- Problem statement
Filter the lines below, copying only those with the string "TNHH".

- Supplied entries

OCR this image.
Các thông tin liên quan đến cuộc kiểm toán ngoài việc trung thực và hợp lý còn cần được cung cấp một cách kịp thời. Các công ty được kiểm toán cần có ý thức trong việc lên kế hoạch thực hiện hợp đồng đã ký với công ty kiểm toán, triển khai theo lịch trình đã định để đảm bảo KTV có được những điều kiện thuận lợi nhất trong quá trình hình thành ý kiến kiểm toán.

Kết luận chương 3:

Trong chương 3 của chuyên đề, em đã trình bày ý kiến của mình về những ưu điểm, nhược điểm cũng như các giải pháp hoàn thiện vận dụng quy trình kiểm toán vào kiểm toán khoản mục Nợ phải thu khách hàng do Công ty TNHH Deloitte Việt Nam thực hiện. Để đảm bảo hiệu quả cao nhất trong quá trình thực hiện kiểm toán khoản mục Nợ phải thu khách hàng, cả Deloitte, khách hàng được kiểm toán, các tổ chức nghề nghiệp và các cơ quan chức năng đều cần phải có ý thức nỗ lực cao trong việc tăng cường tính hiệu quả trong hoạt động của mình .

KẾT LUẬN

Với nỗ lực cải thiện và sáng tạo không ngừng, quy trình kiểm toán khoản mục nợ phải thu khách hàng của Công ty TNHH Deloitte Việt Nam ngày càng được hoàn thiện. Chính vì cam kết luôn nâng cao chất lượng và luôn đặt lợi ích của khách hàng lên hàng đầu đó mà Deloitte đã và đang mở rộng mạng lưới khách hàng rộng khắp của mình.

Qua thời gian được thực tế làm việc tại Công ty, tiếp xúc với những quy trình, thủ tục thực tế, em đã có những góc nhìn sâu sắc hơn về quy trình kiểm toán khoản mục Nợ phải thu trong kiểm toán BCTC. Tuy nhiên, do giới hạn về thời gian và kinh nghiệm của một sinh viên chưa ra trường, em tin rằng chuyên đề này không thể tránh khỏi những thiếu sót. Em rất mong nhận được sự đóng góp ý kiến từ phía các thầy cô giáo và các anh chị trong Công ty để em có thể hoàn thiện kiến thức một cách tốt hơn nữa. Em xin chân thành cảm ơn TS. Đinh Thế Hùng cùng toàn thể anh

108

- The result
Trong chương 3 của chuyên đề, em đã trình bày ý kiến của mình về những ưu điểm, nhược điểm cũng như các giải pháp hoàn thiện vận dụng quy trình kiểm toán vào kiểm toán khoản mục Nợ phải thu khách hàng do Công ty TNHH Deloitte Việt Nam thực hiện. Để đảm bảo hiệu quả cao nhất trong quá trình thực hiện kiểm toán khoản mục Nợ phải thu khách hàng, cả Deloitte, khách hàng được kiểm toán, các tổ chức nghề nghiệp và các cơ quan chức năng đều cần phải có ý thức nỗ lực cao trong việc tăng cường tính hiệu quả trong hoạt động của mình .
Với nỗ lực cải thiện và sáng tạo không ngừng, quy trình kiểm toán khoản mục nợ phải thu khách hàng của Công ty TNHH Deloitte Việt Nam ngày càng được hoàn thiện. Chính vì cam kết luôn nâng cao chất lượng và luôn đặt lợi ích của khách hàng lên hàng đầu đó mà Deloitte đã và đang mở rộng mạng lưới khách hàng rộng khắp của mình.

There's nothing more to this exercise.